Items from a figure collection
------------------------------------------------------------------------

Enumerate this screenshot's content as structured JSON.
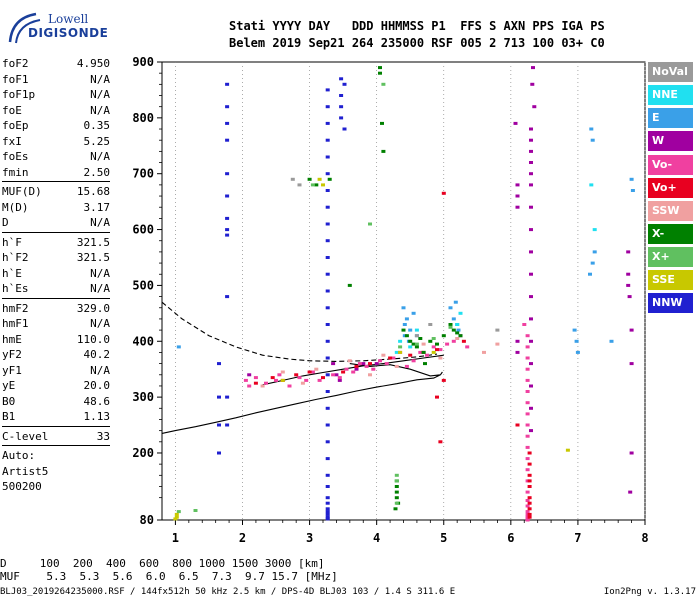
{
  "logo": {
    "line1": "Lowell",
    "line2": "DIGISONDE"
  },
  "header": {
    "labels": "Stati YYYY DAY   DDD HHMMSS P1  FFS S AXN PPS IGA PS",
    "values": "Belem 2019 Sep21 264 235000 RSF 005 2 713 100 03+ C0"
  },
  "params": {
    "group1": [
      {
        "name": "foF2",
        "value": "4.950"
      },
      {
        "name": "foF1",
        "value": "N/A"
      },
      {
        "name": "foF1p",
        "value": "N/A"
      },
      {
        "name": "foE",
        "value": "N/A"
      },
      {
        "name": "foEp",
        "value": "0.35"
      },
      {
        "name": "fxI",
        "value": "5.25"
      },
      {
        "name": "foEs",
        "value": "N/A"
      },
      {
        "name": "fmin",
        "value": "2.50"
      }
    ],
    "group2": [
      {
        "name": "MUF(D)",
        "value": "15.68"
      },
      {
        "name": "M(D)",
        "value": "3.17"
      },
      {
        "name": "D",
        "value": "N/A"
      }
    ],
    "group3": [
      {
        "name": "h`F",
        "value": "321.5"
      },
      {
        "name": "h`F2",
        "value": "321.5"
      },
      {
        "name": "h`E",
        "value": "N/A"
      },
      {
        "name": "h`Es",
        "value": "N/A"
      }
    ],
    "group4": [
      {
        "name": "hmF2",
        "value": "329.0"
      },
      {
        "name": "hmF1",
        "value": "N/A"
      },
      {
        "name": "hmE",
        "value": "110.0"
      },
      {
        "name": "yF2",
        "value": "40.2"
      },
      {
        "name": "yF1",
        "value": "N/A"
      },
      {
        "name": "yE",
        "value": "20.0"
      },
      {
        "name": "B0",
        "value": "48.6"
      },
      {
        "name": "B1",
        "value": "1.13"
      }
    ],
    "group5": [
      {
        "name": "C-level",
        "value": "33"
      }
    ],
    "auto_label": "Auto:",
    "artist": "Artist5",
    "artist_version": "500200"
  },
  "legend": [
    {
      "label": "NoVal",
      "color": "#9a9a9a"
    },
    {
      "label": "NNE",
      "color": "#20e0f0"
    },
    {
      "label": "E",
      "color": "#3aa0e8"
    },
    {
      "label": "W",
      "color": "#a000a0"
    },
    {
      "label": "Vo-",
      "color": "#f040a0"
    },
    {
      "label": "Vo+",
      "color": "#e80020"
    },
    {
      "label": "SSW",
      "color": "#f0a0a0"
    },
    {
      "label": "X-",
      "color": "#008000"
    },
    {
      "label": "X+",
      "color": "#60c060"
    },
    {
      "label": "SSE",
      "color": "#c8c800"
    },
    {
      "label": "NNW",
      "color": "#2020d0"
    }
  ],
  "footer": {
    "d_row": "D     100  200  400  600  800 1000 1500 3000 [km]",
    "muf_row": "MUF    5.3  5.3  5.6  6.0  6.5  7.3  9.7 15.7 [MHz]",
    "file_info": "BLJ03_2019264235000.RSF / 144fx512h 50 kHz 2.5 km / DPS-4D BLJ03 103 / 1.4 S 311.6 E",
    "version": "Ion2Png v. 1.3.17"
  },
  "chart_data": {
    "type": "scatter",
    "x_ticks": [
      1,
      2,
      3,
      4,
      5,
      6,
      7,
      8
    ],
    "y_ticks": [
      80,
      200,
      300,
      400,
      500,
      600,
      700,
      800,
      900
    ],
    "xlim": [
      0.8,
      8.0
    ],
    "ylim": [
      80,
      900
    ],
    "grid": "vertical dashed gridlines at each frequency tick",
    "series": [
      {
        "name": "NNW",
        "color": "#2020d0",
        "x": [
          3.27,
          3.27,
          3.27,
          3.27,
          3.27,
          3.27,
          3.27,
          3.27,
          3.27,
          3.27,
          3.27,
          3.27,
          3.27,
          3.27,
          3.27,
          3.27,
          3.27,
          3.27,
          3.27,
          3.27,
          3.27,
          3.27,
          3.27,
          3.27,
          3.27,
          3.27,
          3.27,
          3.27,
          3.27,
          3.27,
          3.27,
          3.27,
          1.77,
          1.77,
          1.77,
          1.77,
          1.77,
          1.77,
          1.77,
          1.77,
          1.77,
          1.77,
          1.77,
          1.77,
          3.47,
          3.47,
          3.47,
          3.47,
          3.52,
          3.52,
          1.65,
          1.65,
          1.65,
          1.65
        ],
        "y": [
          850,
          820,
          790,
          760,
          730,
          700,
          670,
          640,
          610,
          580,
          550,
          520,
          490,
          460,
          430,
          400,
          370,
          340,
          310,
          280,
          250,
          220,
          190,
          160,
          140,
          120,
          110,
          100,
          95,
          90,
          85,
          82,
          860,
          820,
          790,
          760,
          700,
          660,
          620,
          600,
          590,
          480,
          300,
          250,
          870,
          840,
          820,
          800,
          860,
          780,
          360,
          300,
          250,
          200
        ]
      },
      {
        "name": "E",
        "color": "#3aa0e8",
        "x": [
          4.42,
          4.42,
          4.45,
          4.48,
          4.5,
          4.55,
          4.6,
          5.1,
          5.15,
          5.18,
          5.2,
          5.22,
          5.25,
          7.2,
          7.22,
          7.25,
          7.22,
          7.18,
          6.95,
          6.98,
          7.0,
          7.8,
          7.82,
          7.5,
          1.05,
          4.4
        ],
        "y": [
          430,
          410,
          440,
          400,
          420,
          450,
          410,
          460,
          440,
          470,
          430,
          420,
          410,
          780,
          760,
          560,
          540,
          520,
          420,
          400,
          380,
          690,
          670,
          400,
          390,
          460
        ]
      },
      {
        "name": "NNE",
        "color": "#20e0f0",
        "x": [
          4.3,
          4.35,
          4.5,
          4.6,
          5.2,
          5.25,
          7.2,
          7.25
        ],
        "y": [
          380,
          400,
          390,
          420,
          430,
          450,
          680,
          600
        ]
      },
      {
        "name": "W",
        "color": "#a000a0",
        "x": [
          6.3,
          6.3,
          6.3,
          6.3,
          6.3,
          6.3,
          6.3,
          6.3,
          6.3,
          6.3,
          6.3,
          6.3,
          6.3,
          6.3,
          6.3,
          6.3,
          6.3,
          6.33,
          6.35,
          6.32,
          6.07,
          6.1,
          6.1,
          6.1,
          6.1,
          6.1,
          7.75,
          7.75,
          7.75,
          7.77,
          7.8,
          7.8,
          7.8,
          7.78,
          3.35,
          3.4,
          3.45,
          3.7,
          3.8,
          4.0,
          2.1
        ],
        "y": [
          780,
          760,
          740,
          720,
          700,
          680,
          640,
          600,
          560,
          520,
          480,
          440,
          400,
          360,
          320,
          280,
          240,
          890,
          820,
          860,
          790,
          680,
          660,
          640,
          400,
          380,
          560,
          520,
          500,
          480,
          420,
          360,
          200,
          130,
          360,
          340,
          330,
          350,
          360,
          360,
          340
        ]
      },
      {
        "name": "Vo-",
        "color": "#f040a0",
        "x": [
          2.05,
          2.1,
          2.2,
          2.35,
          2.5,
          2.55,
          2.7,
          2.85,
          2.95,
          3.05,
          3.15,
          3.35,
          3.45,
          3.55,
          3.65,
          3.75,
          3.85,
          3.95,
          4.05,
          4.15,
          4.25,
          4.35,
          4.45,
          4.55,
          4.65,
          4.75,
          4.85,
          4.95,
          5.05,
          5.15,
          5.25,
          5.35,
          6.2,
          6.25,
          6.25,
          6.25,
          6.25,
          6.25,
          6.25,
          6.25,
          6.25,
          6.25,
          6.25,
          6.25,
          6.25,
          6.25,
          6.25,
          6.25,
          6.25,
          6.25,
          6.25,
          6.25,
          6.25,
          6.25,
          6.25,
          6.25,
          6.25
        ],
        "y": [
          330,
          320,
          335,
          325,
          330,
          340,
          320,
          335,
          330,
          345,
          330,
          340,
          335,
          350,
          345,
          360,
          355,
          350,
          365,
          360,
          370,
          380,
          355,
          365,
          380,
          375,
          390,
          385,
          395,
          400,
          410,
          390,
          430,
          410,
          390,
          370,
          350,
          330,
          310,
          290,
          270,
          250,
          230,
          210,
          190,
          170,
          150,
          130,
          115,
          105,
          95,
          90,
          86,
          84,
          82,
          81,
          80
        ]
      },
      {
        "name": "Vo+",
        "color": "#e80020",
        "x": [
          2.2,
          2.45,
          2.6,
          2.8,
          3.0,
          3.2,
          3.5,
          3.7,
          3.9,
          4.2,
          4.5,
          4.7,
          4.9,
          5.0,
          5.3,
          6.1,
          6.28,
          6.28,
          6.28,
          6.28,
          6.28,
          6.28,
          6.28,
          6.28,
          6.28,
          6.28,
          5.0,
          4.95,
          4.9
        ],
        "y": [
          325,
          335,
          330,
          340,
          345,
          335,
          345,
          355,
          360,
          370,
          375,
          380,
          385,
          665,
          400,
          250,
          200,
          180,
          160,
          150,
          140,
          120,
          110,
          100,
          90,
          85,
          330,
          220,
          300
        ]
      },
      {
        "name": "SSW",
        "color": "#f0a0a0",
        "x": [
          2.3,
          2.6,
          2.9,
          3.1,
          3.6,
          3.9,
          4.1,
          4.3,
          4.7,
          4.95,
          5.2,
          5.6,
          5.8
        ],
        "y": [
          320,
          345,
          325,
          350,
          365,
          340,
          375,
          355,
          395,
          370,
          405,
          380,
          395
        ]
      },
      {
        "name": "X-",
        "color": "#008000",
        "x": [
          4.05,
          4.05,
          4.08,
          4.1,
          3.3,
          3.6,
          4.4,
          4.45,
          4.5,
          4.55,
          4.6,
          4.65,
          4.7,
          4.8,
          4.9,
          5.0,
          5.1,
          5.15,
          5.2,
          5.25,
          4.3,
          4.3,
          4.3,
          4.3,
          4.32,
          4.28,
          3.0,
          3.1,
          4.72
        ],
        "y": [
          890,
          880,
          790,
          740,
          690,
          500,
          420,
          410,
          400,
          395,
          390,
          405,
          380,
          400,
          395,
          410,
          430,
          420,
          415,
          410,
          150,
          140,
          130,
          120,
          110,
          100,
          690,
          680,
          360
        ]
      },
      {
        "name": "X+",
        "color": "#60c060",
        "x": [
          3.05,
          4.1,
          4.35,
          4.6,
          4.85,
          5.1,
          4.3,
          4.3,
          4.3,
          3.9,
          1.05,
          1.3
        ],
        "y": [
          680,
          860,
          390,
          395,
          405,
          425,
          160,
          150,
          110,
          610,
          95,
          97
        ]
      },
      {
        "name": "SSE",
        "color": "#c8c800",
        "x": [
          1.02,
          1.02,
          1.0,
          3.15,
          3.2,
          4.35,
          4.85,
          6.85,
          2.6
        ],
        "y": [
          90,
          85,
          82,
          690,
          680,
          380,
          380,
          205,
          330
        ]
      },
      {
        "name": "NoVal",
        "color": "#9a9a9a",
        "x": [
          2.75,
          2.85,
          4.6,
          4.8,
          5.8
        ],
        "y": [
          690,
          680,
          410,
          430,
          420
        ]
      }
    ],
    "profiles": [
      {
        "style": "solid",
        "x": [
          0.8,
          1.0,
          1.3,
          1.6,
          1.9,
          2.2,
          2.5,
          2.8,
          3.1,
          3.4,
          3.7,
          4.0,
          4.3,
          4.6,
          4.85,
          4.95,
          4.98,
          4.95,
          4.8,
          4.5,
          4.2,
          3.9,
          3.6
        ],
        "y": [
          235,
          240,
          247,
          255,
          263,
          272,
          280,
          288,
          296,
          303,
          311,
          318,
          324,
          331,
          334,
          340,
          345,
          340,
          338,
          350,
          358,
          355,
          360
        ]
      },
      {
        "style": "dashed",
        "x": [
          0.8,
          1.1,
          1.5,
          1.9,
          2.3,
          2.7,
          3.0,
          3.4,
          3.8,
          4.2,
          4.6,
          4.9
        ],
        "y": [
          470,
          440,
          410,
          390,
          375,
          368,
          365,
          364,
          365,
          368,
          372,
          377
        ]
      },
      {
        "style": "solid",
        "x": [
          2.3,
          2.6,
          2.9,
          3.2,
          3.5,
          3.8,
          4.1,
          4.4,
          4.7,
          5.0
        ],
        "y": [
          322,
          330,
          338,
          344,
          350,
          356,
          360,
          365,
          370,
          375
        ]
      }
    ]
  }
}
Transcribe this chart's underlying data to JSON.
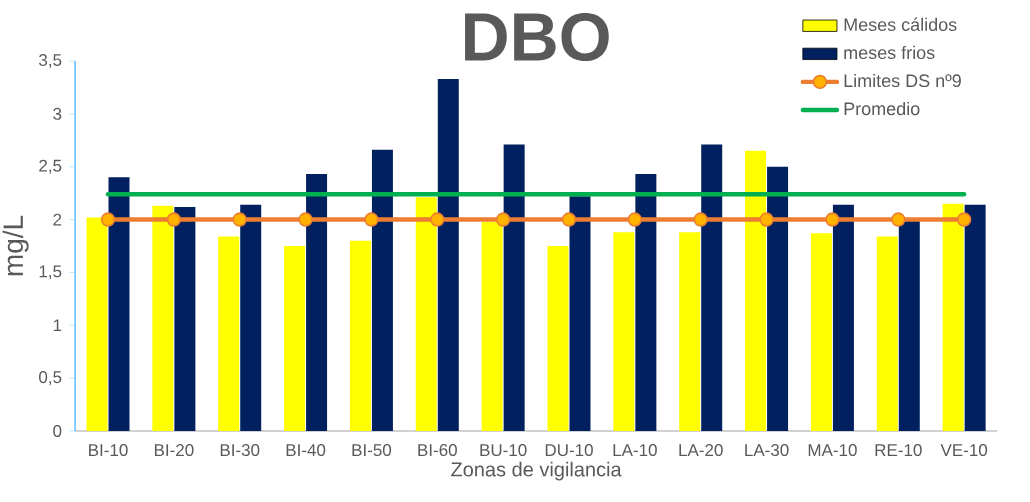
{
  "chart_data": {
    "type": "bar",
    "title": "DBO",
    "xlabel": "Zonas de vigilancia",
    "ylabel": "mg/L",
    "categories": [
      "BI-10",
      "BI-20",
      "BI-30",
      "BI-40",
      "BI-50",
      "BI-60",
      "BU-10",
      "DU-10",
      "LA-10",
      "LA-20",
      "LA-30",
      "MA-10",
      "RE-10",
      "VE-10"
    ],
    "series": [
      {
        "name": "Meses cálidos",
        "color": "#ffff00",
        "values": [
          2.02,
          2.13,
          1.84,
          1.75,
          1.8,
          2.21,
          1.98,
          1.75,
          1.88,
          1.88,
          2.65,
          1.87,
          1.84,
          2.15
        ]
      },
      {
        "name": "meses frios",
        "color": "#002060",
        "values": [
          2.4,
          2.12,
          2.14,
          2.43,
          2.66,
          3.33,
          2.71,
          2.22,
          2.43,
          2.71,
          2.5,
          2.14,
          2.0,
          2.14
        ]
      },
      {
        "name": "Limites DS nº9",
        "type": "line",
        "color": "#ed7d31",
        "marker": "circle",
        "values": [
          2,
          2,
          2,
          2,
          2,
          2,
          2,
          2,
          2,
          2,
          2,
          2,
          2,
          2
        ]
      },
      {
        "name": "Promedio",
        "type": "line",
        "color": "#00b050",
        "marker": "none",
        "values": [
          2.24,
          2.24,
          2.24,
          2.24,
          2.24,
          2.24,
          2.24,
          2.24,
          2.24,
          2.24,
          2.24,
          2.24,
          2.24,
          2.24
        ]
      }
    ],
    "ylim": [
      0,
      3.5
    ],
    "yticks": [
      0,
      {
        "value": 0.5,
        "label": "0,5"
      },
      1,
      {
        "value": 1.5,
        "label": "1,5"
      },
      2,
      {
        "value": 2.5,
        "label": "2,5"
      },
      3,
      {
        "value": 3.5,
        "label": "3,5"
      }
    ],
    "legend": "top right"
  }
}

------------------------------------------------------------------------

**Stated exercise**
In the records above, find each line holding "dashed" and copy it.

**Finished exercise**
    "grid": "vertical dashed gridlines at each frequency tick",
        "style": "dashed",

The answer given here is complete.